TASK GOAL
Return the lines where the word "detached" occurs.

EXCERPTED DATA

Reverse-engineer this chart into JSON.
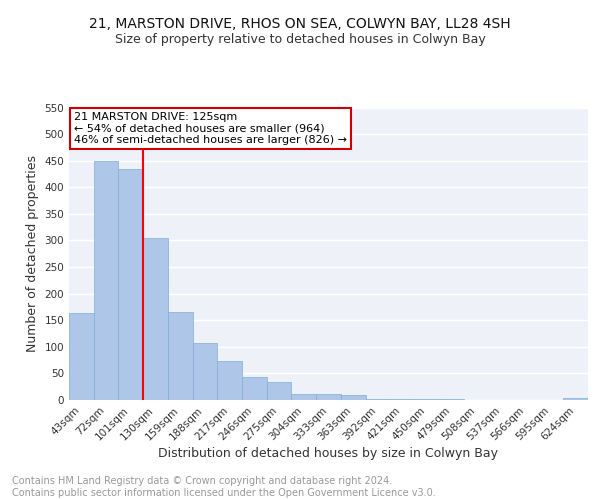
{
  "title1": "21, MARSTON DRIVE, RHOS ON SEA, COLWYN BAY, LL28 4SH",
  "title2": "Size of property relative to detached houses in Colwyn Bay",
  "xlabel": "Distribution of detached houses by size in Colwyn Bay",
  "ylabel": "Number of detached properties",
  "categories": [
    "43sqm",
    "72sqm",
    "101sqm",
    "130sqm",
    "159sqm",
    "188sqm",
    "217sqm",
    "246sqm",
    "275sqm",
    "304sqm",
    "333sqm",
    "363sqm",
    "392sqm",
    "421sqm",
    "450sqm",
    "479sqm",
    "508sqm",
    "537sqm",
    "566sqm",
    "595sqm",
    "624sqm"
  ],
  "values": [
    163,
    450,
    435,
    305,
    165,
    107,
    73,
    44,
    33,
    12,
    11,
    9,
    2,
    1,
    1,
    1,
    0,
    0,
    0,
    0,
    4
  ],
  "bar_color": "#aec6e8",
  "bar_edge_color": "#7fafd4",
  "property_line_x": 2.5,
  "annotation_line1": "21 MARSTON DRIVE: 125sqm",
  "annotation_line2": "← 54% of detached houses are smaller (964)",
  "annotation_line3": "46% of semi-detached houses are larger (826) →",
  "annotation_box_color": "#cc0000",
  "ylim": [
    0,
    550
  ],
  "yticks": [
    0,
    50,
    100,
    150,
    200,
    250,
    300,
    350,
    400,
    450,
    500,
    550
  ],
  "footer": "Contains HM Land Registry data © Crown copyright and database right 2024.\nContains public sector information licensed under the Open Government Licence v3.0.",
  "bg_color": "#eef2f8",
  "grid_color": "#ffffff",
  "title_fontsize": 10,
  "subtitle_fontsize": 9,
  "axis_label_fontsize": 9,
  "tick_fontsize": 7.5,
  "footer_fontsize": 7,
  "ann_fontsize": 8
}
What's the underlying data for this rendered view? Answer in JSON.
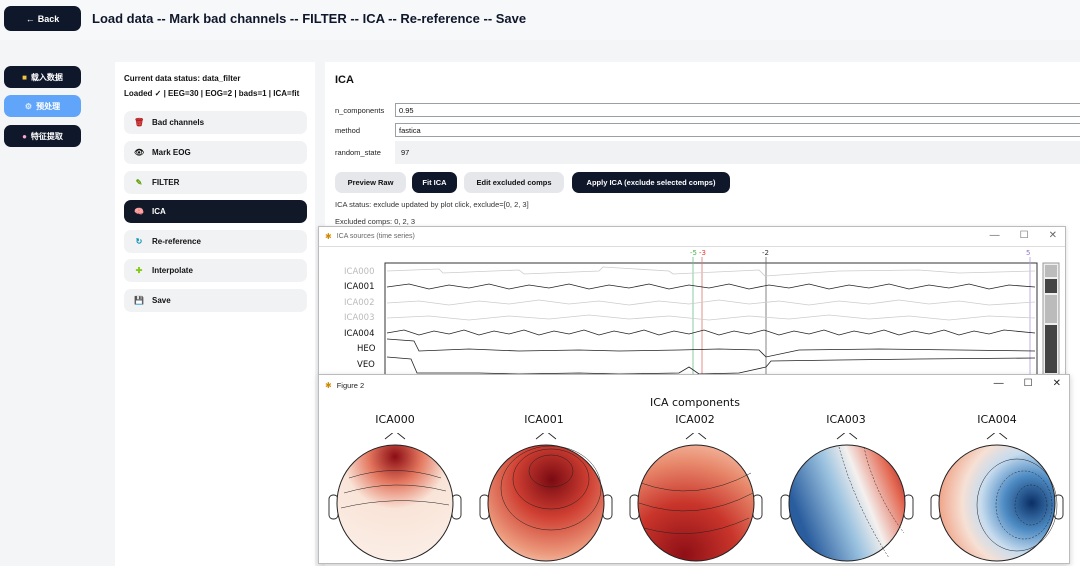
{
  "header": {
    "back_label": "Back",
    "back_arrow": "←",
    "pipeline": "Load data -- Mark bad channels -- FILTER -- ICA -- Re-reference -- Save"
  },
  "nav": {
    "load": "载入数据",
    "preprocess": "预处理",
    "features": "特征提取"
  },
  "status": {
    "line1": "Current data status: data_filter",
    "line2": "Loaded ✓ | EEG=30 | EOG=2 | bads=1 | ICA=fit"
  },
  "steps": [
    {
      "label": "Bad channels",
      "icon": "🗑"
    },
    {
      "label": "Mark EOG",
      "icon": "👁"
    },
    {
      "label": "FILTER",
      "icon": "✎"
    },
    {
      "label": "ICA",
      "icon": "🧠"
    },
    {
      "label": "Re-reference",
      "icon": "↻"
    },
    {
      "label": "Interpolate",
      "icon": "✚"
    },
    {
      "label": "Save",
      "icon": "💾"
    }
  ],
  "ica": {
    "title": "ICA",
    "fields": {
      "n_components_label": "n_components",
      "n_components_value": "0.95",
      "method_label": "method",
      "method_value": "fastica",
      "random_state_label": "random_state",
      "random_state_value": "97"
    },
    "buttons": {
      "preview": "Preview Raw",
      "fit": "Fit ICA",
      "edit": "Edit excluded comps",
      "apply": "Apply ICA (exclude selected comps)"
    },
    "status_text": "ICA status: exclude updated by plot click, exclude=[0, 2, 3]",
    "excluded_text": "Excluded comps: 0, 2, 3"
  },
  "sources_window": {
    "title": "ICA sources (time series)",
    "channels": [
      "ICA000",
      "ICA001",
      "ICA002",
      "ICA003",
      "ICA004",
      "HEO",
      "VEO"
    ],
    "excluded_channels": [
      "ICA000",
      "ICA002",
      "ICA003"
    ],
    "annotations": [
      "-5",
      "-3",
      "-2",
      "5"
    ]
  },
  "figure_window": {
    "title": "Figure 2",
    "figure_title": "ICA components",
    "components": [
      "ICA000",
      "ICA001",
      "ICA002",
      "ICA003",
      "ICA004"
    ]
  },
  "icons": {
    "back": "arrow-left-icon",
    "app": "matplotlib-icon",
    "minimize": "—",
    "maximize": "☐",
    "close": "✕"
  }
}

--

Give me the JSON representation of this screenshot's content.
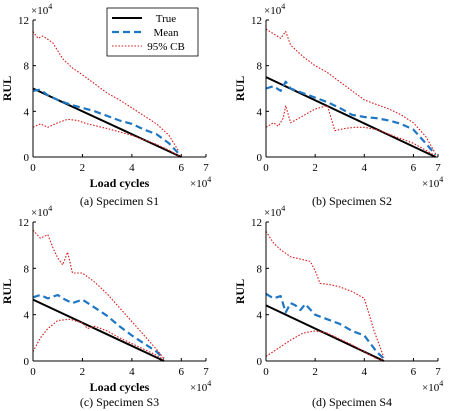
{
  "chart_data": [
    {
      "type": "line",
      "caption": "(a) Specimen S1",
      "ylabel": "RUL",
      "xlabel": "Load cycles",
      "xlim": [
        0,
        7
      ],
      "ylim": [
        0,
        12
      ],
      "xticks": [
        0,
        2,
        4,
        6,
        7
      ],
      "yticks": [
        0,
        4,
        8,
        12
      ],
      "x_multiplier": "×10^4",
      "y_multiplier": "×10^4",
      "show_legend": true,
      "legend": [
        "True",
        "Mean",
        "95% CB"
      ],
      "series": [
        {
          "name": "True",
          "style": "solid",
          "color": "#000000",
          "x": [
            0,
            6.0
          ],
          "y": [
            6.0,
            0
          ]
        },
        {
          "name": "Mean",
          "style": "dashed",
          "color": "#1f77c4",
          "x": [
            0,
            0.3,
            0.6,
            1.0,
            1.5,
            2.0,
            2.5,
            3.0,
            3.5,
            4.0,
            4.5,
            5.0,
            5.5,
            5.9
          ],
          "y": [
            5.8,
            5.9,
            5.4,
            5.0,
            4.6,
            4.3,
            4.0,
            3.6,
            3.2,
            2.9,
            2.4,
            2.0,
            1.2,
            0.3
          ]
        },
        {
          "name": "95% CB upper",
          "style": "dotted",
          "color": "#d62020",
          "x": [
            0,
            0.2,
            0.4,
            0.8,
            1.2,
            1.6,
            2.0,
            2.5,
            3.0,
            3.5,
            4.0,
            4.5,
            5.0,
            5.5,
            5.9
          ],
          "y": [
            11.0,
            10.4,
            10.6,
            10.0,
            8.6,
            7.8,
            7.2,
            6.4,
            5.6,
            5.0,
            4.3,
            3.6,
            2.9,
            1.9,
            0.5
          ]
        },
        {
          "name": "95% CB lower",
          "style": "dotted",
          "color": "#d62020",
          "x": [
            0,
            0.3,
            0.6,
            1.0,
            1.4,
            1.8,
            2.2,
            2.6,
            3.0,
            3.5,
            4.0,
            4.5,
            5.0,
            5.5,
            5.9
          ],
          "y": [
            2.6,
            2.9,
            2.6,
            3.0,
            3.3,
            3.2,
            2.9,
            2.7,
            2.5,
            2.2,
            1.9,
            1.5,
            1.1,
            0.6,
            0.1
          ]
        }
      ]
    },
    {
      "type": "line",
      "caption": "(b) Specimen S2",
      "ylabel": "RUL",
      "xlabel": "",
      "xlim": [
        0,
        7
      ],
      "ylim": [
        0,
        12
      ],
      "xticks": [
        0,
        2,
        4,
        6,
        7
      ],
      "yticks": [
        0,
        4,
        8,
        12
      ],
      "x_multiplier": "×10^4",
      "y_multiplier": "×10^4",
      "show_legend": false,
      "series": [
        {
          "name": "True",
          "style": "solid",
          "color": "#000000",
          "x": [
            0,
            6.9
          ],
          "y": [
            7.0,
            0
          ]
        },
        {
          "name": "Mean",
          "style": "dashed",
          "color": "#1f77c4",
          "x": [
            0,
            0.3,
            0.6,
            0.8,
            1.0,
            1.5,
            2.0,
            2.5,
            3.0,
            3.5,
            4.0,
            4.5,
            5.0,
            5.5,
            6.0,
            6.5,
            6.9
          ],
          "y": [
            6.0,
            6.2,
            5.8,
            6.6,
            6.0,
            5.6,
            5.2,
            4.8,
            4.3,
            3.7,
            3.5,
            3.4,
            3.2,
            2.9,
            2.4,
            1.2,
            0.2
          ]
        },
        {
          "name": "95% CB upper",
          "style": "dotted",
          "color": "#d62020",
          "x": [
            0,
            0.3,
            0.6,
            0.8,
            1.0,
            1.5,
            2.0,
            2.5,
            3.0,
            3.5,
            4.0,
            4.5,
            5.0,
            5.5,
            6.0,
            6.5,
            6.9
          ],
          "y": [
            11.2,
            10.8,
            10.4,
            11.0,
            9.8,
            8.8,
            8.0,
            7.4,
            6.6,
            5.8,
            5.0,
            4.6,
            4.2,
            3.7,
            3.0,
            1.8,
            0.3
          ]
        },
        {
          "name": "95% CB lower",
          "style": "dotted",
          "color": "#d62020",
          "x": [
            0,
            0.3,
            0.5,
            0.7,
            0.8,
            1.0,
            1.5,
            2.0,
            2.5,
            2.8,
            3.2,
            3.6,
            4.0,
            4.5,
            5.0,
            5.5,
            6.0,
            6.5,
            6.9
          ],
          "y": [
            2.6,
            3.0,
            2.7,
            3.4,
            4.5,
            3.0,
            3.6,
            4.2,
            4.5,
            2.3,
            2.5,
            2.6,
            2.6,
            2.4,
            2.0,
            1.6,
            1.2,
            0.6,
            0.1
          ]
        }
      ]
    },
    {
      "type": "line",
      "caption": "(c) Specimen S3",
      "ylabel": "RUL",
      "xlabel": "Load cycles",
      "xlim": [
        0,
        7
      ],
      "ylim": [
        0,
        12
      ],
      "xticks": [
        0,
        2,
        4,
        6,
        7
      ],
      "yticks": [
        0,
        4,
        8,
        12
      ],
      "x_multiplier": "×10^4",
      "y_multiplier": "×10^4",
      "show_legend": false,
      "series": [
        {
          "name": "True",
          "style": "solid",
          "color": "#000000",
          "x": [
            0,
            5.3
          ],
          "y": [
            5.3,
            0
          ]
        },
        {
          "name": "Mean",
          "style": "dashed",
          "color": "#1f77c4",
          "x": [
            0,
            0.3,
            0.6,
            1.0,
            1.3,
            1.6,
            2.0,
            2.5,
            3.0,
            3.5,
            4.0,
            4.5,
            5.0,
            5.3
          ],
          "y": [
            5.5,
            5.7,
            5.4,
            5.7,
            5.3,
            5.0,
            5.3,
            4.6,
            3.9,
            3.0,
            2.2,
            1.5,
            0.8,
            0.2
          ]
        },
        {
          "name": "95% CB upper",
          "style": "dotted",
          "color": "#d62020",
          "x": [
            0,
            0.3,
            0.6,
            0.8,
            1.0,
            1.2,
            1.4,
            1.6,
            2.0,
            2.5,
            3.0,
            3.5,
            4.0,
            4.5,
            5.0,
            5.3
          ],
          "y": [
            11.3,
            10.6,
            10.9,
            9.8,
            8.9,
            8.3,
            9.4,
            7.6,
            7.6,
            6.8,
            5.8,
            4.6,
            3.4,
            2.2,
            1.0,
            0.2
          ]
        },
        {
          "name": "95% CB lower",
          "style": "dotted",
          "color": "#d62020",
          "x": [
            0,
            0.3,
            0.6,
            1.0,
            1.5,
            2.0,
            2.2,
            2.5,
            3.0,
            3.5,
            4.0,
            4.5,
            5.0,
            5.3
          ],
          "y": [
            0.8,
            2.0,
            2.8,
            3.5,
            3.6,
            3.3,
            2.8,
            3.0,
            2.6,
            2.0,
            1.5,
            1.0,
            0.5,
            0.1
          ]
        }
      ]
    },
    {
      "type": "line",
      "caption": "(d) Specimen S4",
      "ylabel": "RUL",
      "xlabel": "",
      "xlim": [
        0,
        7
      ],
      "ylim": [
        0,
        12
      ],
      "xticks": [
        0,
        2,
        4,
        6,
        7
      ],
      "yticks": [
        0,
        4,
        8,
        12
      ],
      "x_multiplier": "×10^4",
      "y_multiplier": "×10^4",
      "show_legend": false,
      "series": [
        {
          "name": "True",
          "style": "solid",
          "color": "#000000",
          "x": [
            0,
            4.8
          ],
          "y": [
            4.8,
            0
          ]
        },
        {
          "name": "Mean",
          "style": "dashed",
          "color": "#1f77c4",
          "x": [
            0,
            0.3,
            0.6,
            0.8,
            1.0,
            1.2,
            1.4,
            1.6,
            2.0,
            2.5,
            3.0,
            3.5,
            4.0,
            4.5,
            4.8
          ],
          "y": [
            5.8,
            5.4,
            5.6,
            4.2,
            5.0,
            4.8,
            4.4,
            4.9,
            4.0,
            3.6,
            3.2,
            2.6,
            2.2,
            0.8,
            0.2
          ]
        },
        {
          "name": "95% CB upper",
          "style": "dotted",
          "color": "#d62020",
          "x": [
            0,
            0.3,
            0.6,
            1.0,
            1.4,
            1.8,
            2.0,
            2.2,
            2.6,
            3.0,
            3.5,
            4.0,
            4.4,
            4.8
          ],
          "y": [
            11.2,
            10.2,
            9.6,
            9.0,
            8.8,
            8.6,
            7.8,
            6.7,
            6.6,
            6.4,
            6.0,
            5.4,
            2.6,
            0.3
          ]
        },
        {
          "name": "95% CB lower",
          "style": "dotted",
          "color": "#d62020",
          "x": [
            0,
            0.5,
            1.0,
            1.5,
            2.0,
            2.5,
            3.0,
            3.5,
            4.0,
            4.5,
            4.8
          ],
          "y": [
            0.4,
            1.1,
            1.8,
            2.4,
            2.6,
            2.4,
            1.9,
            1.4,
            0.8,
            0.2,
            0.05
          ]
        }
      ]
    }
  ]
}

--

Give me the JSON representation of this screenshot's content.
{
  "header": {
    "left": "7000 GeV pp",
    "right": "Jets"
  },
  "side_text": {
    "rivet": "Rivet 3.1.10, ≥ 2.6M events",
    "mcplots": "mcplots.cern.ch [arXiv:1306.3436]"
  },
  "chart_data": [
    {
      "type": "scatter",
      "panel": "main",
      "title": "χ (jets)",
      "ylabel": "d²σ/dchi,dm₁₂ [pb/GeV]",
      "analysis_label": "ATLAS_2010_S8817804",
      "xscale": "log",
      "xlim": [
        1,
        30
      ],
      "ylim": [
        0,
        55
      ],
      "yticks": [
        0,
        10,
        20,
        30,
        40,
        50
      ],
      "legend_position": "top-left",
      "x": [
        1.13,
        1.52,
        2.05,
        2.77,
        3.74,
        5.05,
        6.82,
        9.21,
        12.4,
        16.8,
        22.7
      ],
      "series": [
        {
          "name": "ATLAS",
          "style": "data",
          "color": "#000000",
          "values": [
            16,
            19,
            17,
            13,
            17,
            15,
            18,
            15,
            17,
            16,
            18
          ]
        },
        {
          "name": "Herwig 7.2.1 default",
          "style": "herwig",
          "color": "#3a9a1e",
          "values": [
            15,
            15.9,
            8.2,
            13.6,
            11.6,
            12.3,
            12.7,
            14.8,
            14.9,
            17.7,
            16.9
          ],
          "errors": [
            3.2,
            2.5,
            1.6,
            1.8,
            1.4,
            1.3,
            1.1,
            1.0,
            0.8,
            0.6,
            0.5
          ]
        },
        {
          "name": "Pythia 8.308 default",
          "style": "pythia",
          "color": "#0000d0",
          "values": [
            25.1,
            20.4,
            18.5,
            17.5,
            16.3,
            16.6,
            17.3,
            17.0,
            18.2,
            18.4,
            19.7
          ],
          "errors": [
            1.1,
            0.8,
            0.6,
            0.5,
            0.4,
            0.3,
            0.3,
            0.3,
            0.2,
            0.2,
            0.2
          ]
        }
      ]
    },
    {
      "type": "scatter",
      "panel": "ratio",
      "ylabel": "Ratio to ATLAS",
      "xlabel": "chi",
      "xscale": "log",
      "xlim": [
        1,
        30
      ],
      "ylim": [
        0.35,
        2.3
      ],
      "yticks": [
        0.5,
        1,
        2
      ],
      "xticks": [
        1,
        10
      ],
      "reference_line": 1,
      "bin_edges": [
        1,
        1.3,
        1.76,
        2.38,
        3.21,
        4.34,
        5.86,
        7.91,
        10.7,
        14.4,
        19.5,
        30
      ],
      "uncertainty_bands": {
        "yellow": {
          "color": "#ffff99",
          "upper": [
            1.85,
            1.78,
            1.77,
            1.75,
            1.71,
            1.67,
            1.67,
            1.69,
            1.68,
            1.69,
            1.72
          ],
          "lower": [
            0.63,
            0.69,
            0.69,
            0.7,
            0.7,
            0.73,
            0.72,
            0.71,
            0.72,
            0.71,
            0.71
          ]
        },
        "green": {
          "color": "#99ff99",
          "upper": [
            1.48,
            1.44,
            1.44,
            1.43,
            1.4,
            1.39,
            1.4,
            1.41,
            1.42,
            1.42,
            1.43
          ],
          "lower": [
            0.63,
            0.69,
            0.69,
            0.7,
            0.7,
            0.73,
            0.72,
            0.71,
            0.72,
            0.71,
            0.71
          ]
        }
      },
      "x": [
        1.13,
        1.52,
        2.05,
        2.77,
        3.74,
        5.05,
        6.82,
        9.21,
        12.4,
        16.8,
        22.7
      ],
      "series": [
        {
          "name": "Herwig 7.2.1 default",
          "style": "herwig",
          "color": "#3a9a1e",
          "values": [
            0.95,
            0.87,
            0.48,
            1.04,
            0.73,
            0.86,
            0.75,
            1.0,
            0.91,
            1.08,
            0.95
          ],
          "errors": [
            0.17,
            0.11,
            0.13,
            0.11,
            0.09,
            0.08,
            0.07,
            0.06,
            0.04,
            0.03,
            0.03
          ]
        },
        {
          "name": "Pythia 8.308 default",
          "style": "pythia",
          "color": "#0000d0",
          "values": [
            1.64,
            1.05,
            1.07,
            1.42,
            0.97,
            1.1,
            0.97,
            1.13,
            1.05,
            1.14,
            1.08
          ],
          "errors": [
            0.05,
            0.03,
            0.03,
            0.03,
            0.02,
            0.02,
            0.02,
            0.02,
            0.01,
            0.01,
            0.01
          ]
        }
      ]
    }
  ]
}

SOLUTION
  "title2": "Size of property relative to detached houses in Colwyn Bay",
  "xlabel": "Distribution of detached houses by size in Colwyn Bay",
  "ylabel": "Number of detached properties",
  "annotation_line2": "← 54% of detached houses are smaller (964)",
  "annotation_line3": "46% of semi-detached houses are larger (826) →",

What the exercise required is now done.